__Requirements__. Check each line of the listing below for the string "фунт", and copy the ones that have it.

##### Recorded information #####

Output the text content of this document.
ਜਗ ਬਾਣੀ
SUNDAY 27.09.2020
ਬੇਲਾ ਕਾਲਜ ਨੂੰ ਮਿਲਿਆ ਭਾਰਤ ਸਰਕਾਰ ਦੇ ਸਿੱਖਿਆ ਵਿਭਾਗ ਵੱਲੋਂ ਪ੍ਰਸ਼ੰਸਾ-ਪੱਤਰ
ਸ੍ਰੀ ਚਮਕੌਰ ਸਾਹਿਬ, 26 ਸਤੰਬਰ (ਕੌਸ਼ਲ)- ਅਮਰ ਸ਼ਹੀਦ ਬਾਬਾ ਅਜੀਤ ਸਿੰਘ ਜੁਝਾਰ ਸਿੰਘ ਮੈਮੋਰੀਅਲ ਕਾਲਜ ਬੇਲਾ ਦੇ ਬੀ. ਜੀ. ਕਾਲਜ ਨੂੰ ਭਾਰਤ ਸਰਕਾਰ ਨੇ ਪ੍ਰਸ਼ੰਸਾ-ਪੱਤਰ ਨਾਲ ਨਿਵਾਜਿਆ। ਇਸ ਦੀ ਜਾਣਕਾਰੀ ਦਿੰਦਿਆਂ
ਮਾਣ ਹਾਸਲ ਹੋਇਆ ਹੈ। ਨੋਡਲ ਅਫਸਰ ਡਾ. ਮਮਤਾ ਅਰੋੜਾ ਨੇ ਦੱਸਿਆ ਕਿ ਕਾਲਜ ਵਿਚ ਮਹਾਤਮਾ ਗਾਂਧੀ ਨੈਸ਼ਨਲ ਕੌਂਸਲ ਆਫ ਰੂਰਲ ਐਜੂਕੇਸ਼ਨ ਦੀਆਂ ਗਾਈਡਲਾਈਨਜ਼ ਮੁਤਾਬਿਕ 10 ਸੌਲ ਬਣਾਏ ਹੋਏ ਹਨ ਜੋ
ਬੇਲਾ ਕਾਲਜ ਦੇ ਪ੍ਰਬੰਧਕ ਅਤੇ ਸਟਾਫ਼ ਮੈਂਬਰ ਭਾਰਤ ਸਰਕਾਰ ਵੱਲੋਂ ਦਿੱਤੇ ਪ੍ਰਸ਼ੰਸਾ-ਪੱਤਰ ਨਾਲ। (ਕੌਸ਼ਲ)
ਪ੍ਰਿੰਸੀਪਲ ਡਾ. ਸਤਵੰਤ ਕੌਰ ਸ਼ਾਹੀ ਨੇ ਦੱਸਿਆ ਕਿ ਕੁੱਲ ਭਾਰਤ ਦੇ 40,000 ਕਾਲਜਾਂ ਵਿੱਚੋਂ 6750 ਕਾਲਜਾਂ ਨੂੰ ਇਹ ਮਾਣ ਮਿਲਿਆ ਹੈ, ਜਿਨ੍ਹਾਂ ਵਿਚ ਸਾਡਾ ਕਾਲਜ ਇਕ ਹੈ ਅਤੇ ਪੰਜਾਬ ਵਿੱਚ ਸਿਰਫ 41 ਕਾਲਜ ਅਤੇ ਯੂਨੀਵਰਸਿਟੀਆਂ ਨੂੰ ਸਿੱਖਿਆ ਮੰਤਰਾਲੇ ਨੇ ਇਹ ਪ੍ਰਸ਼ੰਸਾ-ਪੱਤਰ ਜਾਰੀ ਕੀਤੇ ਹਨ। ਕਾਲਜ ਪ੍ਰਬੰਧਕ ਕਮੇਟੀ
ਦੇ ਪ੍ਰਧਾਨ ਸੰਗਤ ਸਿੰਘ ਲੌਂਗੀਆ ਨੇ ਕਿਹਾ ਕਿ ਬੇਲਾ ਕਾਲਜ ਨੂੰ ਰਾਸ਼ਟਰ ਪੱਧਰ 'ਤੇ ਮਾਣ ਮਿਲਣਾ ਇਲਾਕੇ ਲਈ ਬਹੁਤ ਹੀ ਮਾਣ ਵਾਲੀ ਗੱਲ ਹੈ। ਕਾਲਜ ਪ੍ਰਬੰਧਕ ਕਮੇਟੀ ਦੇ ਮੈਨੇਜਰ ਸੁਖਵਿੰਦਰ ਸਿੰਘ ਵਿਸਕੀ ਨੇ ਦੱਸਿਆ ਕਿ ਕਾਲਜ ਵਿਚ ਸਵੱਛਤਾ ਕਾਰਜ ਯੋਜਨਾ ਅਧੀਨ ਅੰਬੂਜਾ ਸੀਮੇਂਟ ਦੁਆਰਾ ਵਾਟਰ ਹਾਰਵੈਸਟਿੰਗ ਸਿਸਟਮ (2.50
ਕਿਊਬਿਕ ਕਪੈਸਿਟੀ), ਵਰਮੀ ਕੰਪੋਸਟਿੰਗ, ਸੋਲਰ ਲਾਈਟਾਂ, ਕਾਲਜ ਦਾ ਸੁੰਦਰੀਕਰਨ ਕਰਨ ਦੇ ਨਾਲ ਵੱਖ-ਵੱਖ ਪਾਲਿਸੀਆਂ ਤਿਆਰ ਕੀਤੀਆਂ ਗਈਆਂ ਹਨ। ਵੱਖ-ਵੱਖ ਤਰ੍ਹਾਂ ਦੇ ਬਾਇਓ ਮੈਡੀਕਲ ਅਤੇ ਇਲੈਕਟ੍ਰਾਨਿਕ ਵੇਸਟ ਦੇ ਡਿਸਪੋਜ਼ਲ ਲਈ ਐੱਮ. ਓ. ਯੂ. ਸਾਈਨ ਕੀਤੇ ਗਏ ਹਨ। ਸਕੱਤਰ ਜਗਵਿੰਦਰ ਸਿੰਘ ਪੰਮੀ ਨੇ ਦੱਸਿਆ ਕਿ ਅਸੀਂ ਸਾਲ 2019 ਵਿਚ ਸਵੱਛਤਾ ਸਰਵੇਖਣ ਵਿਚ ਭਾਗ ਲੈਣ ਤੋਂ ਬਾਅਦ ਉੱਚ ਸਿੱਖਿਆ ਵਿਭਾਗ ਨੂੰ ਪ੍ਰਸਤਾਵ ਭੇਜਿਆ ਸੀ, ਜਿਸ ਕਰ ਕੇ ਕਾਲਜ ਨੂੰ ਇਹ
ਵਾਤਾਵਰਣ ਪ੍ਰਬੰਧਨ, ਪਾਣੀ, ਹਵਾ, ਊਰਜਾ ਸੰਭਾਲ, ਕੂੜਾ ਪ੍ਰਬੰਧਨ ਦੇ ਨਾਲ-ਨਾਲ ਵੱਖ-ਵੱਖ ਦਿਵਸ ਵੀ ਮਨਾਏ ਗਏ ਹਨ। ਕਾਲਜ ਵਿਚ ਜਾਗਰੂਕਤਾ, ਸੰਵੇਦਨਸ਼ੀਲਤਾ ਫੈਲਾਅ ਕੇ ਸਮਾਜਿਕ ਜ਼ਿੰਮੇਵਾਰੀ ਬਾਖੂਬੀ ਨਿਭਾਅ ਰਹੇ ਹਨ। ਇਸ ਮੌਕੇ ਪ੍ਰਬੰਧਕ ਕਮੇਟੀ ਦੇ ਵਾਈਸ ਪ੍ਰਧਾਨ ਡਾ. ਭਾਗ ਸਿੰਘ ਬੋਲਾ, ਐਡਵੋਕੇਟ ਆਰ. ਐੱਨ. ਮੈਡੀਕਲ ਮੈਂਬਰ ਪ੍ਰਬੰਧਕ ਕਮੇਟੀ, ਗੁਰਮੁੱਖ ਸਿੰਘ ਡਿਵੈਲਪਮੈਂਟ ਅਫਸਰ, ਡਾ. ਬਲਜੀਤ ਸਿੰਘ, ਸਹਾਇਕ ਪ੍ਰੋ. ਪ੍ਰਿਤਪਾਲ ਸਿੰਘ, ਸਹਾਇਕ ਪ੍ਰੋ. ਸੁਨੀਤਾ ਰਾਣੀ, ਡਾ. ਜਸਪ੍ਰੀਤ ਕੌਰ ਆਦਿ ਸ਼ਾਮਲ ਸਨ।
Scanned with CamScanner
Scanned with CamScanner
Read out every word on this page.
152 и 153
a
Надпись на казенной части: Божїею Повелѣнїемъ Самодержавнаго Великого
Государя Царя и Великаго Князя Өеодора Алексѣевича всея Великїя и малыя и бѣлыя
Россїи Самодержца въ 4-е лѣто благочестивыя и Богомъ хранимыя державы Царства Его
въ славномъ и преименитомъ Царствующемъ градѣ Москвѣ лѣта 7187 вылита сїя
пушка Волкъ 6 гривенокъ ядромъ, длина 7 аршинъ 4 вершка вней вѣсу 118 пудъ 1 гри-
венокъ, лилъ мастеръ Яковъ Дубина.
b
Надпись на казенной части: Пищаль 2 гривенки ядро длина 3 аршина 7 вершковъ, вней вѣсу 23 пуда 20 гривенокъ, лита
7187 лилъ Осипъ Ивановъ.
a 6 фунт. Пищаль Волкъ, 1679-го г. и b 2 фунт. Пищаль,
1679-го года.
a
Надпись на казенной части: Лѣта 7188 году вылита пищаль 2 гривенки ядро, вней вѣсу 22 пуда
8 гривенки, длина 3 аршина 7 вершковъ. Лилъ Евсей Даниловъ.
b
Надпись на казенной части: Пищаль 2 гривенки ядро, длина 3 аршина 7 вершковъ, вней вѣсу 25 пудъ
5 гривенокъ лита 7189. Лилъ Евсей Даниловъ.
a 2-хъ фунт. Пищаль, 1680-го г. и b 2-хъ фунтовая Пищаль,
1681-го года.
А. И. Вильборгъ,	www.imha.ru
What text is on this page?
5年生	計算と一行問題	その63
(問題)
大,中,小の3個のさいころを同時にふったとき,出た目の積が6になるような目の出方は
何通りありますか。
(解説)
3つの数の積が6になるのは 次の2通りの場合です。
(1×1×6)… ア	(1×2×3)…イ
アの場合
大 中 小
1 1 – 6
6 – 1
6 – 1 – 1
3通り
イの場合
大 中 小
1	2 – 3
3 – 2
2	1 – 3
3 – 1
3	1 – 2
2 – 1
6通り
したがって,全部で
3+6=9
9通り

#####

__Solution below__.
a 6 фунт. Пищаль Волкъ, 1679-го г. и b 2 фунт. Пищаль,
a 2-хъ фунт. Пищаль, 1680-го г. и b 2-хъ фунтовая Пищаль,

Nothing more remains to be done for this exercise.